> [Tasks to perform]:
1 > In the passage on agile culture, rewrite the part that begins with the words "A process is" and ends with "are the 9′s.", replacing "process" with "workflow".
2 > Answer these questions from the passage on agile culture:
(a) Which steps does the passage list for Waterfall?
(b) Where do most teams probably rank on the 1-10 scale?
(c) What does the last line say needs to be part of the culture?

A process is a set of steps that you can write down on a piece of paper. Waterfall is one such process(requirements, design, implementation, verification, maintenance). Agile is not a process, but a culture. People struggle with what a culture is but wikipedia has a great definition of Organizational Culture. Culture is more of the way the team looks at problems every day. We all want the ideal team that thinks outside the box, is willing to consider other ideas and embrace change. On a scale of 1-10, how much does your team embrace change and consider change? Most teams probably rank around a 5 when we all want to be a 10. Unless you have worked on over 10 different teams, I suspect you cannot see this as by travelling team to team you start to notice dynamics and certain teams not willing to try certain solutions. You start to see which teams are the 5′s and which teams are the 9′s.
Experimentation needs to be part of the culture.

> [Material]:
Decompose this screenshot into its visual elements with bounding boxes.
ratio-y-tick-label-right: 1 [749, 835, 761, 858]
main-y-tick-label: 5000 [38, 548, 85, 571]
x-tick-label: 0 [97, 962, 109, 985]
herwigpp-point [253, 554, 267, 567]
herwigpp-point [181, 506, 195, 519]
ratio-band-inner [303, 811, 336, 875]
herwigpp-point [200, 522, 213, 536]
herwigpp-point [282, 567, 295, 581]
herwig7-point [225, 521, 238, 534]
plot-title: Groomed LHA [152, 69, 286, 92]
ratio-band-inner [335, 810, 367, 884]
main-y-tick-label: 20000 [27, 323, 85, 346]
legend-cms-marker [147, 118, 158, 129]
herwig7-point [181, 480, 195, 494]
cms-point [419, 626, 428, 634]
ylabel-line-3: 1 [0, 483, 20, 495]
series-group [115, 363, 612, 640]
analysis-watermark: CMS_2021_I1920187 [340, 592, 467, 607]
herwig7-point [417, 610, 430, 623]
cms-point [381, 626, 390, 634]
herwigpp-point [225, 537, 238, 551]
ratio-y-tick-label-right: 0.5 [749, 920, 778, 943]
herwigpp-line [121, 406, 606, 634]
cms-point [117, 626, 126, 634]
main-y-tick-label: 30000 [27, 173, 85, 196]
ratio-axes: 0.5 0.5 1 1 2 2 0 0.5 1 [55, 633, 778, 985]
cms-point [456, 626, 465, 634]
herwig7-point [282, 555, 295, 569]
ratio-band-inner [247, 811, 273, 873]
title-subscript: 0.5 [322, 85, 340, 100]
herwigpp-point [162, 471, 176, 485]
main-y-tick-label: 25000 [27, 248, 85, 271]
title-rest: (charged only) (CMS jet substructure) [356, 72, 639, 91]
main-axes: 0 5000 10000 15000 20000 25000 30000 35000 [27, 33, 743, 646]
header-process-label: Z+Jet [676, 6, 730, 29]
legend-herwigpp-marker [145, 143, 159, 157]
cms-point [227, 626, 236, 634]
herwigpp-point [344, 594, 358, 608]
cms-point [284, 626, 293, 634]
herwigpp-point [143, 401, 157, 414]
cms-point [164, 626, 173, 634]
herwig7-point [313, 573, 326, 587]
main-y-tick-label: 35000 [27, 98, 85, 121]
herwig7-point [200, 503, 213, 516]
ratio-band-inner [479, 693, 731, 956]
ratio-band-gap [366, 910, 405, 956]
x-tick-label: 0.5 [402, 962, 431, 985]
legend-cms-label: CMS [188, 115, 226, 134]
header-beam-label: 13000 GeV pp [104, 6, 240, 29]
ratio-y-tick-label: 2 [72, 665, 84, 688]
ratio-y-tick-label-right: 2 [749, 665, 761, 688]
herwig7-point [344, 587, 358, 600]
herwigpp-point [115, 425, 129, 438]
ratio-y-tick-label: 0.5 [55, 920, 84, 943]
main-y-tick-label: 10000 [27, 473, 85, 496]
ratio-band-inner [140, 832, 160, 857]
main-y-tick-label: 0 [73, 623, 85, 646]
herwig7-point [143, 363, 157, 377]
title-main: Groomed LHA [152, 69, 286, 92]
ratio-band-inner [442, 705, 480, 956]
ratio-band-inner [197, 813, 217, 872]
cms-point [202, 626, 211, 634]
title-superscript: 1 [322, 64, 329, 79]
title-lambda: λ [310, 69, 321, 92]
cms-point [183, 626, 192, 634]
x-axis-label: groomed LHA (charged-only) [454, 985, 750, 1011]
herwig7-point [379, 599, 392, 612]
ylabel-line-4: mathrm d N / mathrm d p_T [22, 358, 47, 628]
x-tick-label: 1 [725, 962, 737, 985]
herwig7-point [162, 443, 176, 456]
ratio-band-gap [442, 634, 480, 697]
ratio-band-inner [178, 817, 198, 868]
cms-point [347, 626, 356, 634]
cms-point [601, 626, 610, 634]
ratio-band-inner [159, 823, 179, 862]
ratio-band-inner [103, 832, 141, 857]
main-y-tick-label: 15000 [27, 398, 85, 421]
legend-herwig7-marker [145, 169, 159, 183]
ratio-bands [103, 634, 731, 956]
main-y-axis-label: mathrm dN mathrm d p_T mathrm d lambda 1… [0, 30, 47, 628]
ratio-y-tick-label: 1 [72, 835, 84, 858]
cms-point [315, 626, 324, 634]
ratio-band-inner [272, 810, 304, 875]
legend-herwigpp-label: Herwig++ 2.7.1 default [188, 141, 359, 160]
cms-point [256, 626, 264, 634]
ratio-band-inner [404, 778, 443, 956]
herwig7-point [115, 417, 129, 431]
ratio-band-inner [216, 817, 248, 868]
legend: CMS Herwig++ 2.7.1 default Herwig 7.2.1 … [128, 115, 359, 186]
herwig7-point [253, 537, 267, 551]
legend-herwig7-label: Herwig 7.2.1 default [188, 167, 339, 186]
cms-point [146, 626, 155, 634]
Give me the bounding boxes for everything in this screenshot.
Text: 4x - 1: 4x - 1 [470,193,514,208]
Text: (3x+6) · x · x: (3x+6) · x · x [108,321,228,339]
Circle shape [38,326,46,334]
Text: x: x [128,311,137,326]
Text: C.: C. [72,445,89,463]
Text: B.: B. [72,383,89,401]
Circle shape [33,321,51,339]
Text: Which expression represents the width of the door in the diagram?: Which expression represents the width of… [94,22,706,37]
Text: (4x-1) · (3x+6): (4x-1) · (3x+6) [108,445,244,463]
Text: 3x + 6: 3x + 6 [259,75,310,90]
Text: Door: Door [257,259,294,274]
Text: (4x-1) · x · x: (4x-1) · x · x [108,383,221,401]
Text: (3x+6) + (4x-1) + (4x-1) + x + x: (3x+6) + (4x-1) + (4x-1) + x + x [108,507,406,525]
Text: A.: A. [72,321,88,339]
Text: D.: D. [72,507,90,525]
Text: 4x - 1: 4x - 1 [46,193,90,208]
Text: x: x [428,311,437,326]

> [Written responses]:
1 >
A workflow is a set of steps that you can write down on a piece of paper. Waterfall is one such workflow(requirements, design, implementation, verification, maintenance). Agile is not a workflow, but a culture. People struggle with what a culture is but wikipedia has a great definition of Organizational Culture. Culture is more of the way the team looks at problems every day. We all want the ideal team that thinks outside the box, is willing to consider other ideas and embrace change. On a scale of 1-10, how much does your team embrace change and consider change? Most teams probably rank around a 5 when we all want to be a 10. Unless you have worked on over 10 different teams, I suspect you cannot see this as by travelling team to team you start to notice dynamics and certain teams not willing to try certain solutions. You start to see which teams are the 5′s and which teams are the 9′s.

2 >
(a) Requirements, design, implementation, verification, maintenance.
(b) Around a 5.
(c) Experimentation.